### Exercise aim
Scan the lines below for the string "kasty" and report how many lines contain it, giving only the number.

========================================================================

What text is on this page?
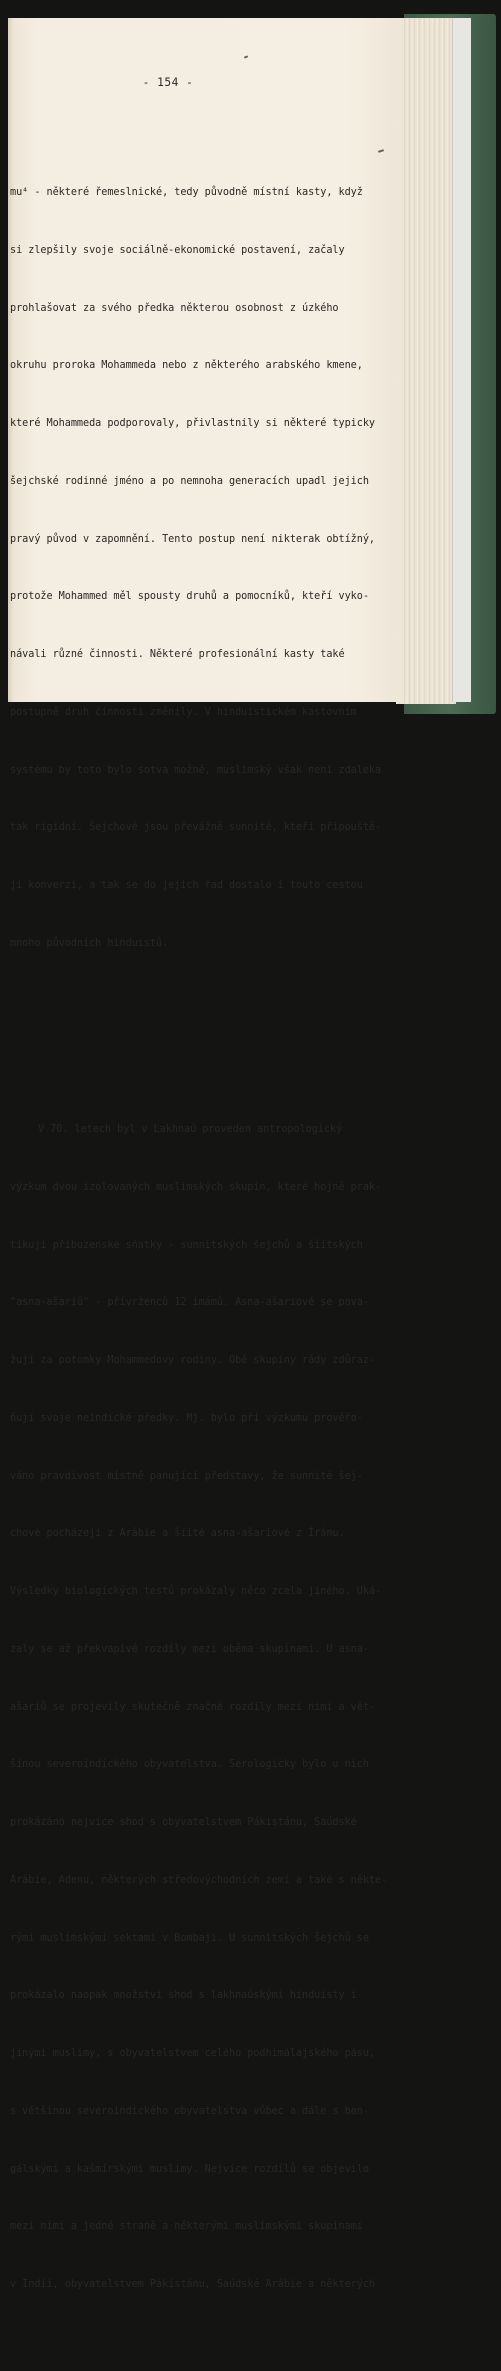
- 154 -

mu⁴ - některé řemeslnické, tedy původně místní kasty, když

si zlepšily svoje sociálně-ekonomické postavení, začaly

prohlašovat za svého předka některou osobnost z úzkého

okruhu proroka Mohammeda nebo z některého arabského kmene,

které Mohammeda podporovaly, přivlastnily si některé typicky

šejchské rodinné jméno a po nemnoha generacích upadl jejich

pravý původ v zapomnění. Tento postup není nikterak obtížný,

protože Mohammed měl spousty druhů a pomocníků, kteří vyko-

návali různé činnosti. Některé profesionální kasty také

postupně druh činnosti změnily. V hinduistickém kastovním

systému by toto bylo sotva možné, muslimský však není zdaleka

tak rigidní. Šejchové jsou převážně sunnité, kteří připouště-

jí konverzi, a tak se do jejich řad dostalo i touto cestou

mnoho původních hinduistů.

V 70. letech byl v Lakhnaú proveden antropologický

výzkum dvou izolovaných muslimských skupin, které hojně prak-

tikují příbuzenské sňatky - sunnitských šejchů a šíitských

"asna-ašariů" - přívrženců 12 imámů. Asna-ašariové se pova-

žují za potomky Mohammedovy rodiny. Obě skupiny rády zdůraz-

ňují svoje neindické předky. Mj. bylo při výzkumu prověřo-

váno pravdivost místně panující představy, že sunnité šej-

chové pocházejí z Arábie a šíité asna-ašariové z Íránu.

Výsledky biologických testů prokázaly něco zcela jiného. Uká-

zaly se až překvapivé rozdíly mezi oběma skupinami. U asna-

ašariů se projevily skutečně značné rozdíly mezi nimi a vět-

šinou severoindického obyvatelstva. Serologicky bylo u nich

prokázáno nejvíce shod s obyvatelstvem Pákistánu, Saúdské

Arábie, Adenu, některých středovýchodních zemí a také s někte-

rými muslimskými sektami v Bombaji. U sunnitských šejchů se

prokázalo naopak množství shod s lakhnaúskými hinduisty i

jinými muslimy, s obyvatelstvem celého podhimálajského pásu,

s většinou severoindického obyvatelstva vůbec a dále s ben-

gálskými a kašmírskými muslimy. Nejvíce rozdílů se objevilo

mezi nimi a jedné straně a některými muslimskými skupinami

v Indii, obyvatelstvem Pákistánu, Saúdské Arábie a některých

========================================================================

### Exercise answer
2